**Instructions**
A. In the passage about Mike Espy's school integration, list each quality that Espy says describes the Mississippi he wants to be part of.
B. Answer these questions from the passage about Mike Espy's school integration:
(i) In what year did Espy integrate Yazoo City High School?
(ii) What did Espy carry during the day to fend off attacks?
(iii) Besides his twin sister, how many other black students joined him in 1970?

**Text segment**
Unsurprisingly, then, when schools in Mississippi were finally forced to integrate, the black children who did so often faced violence at the hands of their white classmates. That is part of the educational history of the defeated Democratic candidate in the race for the Senate in Mississippi, Mike Espy, who integrated Yazoo City High School in 1969.

Mr. Espy attended a parochial school through his first two years of high school, then it closed and he enrolled at Yazoo City High School. He was the only black student in his class and remembers having to carry a stick with him during the day to fend of the physical attacks he often faced when the teacher left the room. In 1970, he was joined by his twin sister, Althea Michelle, and 15 other black students.

Reflecting on the difference between his experience integrating a public school and that of Ms. Hyde-Smith, he said, “If the story is correct, she consciously made a decision to separate, and my parents consciously made a decision to be inclusive.”

“So, that’s a Mississippi I want to be a part of — one of diversity, one of inclusion, one of different experiences,” he added. “I decided to use that very difficult time to learn from and try to reach out to people of all races. So, if you compare me and that experience to Cindy Hyde and her experience, I’d rather have my experience.”

Mr. Espy knows that racist violence is no joking matter. We know that his opponent cannot say the same.

**Extracted records**
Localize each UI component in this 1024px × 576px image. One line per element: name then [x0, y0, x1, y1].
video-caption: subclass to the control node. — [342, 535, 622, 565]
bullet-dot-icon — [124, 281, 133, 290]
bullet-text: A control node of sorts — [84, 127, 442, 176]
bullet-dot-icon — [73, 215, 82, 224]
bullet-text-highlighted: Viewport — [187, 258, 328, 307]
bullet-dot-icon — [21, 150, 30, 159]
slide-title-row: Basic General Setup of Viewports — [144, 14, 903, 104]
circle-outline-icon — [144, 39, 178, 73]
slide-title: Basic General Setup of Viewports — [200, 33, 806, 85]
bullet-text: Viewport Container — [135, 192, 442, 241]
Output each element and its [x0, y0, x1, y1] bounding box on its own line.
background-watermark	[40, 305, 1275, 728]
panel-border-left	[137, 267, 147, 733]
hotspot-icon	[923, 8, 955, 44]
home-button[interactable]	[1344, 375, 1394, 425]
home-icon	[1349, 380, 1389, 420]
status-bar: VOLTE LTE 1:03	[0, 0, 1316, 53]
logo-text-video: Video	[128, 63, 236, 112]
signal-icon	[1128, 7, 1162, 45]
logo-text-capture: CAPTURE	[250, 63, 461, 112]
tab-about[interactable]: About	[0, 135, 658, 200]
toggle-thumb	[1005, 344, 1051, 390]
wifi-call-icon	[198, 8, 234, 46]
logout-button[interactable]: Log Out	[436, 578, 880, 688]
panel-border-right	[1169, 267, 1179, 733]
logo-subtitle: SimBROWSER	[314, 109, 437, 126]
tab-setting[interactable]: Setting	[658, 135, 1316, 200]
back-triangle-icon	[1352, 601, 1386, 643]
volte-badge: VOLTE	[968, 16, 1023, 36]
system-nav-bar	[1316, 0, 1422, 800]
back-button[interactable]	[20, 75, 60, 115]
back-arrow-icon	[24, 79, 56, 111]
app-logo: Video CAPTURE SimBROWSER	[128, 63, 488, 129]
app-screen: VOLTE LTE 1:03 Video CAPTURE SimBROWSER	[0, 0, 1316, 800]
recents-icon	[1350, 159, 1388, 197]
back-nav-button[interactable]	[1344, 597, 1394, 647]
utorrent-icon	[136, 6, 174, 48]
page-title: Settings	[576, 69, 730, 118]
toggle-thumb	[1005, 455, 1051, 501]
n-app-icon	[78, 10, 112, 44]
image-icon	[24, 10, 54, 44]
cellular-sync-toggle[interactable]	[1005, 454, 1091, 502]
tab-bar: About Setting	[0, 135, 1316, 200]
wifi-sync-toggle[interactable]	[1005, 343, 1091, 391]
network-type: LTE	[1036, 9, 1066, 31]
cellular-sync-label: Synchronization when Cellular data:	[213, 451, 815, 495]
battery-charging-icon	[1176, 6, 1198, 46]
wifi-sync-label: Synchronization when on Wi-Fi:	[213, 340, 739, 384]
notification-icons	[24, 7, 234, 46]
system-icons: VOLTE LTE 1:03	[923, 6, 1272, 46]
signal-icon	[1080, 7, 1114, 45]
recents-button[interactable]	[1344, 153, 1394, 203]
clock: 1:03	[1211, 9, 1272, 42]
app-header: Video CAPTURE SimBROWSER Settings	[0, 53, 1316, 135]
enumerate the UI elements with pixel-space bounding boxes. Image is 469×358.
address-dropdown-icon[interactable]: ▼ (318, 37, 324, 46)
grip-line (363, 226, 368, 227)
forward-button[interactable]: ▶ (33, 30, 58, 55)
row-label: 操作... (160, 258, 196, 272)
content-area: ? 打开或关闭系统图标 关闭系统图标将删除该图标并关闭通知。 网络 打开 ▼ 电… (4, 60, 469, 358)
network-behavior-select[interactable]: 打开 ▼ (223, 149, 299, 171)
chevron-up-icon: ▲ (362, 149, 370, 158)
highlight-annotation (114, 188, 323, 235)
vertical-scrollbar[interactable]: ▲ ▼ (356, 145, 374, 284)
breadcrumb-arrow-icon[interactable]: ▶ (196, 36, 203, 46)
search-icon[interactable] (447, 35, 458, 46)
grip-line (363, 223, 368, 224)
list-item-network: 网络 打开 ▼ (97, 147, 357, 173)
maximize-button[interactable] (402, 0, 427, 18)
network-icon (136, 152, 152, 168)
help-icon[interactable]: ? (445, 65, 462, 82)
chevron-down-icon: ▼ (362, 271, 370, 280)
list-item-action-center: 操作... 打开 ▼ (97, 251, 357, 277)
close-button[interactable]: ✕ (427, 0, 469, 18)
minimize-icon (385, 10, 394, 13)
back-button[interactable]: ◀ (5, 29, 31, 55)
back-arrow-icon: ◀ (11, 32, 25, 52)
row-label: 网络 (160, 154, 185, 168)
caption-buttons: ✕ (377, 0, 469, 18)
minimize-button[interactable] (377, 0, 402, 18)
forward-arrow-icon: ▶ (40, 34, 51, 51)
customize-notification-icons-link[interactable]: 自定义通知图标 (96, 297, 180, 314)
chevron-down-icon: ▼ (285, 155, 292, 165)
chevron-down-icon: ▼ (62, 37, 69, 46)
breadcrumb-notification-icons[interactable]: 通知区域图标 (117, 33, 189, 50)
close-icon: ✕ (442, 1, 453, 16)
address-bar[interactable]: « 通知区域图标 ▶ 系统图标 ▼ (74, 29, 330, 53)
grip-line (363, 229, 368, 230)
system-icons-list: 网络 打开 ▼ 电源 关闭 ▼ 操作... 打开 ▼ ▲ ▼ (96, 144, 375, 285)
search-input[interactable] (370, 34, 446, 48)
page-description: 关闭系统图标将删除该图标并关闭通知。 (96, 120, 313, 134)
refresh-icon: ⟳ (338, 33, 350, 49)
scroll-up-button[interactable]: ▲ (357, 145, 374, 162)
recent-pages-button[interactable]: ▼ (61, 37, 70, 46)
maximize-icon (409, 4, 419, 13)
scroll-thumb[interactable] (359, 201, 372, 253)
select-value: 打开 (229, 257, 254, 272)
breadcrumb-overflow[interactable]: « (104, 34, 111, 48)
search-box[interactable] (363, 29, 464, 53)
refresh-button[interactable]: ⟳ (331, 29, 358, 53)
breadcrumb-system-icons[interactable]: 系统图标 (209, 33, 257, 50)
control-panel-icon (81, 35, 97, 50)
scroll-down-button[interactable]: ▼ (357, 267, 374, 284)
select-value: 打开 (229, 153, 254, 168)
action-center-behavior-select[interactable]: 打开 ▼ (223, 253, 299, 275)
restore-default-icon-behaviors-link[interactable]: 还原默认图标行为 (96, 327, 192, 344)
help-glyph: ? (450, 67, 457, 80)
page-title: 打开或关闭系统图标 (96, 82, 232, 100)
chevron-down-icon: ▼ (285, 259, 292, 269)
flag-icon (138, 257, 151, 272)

**Task results**
A.
- diversity
- inclusion
- different experiences

B.
(i) 1969
(ii) A stick
(iii) 15